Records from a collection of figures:
==*==

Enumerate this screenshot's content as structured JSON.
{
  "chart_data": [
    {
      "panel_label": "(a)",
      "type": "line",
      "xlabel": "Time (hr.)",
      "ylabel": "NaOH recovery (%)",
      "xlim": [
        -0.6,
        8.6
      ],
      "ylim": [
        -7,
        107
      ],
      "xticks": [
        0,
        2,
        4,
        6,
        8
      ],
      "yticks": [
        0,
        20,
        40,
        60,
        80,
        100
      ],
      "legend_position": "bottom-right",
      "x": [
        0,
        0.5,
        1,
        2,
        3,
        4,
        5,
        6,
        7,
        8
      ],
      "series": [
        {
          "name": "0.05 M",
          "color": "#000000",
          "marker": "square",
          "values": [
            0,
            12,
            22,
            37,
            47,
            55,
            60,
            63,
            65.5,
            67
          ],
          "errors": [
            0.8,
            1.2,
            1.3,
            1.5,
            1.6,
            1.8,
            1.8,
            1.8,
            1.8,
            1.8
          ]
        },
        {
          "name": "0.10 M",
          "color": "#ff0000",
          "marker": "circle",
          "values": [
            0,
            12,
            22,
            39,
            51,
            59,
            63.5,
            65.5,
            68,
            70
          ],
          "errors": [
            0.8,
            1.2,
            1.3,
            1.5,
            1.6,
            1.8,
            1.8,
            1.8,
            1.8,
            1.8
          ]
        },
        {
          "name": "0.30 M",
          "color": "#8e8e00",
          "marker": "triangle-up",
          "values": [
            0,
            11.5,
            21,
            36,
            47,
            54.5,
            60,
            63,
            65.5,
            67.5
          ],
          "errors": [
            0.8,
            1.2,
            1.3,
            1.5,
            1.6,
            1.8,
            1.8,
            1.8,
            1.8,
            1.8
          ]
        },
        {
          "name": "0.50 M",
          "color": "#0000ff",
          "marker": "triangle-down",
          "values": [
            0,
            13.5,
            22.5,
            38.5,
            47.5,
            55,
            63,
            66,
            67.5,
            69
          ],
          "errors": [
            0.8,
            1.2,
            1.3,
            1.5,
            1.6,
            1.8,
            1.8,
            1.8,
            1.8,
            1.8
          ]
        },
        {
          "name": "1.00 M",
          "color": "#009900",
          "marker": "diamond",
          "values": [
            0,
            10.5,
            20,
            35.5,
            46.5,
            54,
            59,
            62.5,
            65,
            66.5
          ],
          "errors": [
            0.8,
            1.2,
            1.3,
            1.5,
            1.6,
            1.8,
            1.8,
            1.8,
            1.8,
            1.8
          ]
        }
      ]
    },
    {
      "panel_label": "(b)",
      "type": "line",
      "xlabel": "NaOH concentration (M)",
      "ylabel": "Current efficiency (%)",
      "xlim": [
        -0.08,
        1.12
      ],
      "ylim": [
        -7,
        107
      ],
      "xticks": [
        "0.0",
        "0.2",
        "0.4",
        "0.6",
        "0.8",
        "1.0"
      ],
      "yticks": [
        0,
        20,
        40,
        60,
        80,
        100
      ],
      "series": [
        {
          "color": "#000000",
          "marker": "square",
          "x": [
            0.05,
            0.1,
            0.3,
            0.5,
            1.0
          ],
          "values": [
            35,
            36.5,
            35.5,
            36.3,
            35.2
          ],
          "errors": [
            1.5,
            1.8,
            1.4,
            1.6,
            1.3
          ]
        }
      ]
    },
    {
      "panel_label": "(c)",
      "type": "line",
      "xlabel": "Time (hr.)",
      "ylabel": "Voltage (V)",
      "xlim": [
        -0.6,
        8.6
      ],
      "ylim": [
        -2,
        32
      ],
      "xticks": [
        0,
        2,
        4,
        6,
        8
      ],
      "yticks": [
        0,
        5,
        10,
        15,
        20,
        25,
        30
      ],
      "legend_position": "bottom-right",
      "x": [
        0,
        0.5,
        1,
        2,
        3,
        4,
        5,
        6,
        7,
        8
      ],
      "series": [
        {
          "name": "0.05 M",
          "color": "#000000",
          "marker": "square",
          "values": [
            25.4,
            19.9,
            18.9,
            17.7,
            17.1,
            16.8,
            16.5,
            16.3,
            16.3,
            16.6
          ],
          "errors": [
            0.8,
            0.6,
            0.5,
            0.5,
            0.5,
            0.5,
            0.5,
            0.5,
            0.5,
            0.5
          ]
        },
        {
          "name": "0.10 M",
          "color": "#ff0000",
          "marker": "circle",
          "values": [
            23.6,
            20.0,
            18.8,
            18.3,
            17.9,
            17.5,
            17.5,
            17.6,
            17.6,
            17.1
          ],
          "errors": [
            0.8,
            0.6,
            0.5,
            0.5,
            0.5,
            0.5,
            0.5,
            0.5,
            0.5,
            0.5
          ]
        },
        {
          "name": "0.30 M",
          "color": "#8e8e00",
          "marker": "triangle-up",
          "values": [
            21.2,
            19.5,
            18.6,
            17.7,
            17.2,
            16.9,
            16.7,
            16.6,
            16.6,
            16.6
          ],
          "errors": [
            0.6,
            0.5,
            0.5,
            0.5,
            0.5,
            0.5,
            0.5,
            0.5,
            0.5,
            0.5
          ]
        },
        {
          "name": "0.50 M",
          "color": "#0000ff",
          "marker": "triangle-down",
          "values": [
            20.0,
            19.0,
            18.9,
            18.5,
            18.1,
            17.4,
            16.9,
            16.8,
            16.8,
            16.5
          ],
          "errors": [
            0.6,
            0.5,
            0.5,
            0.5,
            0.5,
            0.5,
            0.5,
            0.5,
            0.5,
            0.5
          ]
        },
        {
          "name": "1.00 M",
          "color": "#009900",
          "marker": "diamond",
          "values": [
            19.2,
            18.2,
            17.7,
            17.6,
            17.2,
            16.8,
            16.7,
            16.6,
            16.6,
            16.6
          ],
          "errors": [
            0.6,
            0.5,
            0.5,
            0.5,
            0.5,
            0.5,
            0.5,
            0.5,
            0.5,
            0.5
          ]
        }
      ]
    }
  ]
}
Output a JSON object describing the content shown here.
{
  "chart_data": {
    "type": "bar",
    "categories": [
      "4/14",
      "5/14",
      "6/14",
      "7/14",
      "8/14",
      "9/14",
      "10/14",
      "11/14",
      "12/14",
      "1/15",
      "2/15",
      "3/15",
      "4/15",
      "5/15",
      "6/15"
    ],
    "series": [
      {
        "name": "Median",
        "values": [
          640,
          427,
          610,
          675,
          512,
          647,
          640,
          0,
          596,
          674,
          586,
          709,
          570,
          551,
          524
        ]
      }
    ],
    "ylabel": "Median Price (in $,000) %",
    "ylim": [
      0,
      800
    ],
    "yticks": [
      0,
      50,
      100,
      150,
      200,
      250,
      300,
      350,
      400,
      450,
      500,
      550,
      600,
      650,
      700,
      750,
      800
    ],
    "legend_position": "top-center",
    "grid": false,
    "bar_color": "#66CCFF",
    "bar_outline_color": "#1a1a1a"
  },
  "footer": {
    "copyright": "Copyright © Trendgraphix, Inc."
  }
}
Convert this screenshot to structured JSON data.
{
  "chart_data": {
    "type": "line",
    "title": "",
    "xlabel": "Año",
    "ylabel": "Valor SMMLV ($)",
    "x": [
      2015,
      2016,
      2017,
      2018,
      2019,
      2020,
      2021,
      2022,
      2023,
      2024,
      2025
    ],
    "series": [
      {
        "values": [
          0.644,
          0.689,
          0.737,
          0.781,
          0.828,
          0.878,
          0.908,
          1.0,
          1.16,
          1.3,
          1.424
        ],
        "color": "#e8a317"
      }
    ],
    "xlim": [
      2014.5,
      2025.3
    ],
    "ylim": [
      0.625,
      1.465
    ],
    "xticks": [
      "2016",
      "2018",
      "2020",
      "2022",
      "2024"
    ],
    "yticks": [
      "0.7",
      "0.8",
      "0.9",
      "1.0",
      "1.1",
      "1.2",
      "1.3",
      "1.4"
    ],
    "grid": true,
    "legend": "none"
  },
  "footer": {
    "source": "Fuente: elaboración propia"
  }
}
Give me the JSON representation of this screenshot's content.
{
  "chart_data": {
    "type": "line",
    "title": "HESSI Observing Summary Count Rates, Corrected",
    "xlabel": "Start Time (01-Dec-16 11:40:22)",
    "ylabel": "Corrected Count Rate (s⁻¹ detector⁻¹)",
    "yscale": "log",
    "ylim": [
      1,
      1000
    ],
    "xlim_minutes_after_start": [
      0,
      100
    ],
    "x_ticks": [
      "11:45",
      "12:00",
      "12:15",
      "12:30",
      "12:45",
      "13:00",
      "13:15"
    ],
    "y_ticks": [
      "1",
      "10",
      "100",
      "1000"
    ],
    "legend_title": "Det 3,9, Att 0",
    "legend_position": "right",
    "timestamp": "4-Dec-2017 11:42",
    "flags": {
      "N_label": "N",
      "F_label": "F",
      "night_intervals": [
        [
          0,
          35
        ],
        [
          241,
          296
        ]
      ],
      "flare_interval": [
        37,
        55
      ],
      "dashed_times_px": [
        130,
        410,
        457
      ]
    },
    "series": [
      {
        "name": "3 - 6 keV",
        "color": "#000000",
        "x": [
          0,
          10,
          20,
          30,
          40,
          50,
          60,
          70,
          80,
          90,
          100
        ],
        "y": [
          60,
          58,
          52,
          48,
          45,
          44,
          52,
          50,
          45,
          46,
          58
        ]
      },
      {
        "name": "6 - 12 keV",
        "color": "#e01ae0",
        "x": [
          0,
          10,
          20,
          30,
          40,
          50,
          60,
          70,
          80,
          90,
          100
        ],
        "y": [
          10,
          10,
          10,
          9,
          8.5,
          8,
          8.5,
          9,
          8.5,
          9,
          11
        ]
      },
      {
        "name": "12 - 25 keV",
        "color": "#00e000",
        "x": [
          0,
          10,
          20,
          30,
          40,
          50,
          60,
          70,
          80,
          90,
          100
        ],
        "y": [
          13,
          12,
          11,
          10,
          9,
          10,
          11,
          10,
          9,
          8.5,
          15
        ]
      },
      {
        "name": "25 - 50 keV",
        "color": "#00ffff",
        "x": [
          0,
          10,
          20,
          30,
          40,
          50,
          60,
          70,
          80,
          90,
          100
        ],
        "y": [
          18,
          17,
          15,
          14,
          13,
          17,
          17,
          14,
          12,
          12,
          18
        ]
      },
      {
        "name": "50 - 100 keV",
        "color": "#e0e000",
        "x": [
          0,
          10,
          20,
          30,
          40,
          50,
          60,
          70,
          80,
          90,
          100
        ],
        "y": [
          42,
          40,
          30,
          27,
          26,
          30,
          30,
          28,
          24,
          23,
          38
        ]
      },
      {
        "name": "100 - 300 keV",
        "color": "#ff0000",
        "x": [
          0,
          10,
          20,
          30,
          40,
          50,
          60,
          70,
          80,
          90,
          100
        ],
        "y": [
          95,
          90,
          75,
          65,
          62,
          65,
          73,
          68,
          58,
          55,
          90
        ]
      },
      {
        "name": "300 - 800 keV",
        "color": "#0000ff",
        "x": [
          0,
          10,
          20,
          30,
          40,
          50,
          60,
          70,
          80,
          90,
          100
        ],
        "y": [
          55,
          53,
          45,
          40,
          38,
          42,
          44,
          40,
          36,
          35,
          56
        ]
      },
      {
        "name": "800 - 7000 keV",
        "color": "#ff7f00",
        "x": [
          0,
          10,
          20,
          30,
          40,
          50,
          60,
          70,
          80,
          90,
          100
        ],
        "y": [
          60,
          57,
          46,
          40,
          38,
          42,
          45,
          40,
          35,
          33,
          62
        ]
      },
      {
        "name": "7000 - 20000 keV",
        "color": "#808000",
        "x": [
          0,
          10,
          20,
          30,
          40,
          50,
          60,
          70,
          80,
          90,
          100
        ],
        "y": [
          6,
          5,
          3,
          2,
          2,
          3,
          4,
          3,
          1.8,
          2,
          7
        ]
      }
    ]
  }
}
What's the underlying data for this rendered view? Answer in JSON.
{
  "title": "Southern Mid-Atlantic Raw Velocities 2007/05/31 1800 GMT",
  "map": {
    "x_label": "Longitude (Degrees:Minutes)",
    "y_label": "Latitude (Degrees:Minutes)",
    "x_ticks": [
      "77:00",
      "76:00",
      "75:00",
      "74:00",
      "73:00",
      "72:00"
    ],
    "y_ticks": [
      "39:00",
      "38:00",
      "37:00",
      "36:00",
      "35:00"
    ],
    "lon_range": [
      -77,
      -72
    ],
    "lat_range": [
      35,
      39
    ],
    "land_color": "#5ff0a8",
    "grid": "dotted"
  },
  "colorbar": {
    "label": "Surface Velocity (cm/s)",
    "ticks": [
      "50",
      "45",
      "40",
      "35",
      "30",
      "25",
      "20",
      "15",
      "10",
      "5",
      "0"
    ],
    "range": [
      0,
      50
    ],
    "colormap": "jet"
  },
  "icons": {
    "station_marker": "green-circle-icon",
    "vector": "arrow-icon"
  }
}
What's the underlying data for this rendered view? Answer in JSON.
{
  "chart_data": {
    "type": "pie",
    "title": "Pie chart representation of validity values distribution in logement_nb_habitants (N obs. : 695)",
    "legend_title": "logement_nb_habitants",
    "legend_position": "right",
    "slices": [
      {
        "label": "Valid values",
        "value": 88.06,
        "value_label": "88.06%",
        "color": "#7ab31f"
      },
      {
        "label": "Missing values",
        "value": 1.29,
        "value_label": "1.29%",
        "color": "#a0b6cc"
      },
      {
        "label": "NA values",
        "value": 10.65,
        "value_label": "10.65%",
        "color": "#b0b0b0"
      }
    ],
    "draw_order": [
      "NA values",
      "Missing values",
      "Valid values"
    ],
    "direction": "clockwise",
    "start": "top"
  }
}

==*==

• **AIM**:
Which lines above hold the word "Count"? Copy each of them.

• **SOLUTION FOR THIS PROBLEM**:
    "title": "HESSI Observing Summary Count Rates, Corrected",
    "ylabel": "Corrected Count Rate (s⁻¹ detector⁻¹)",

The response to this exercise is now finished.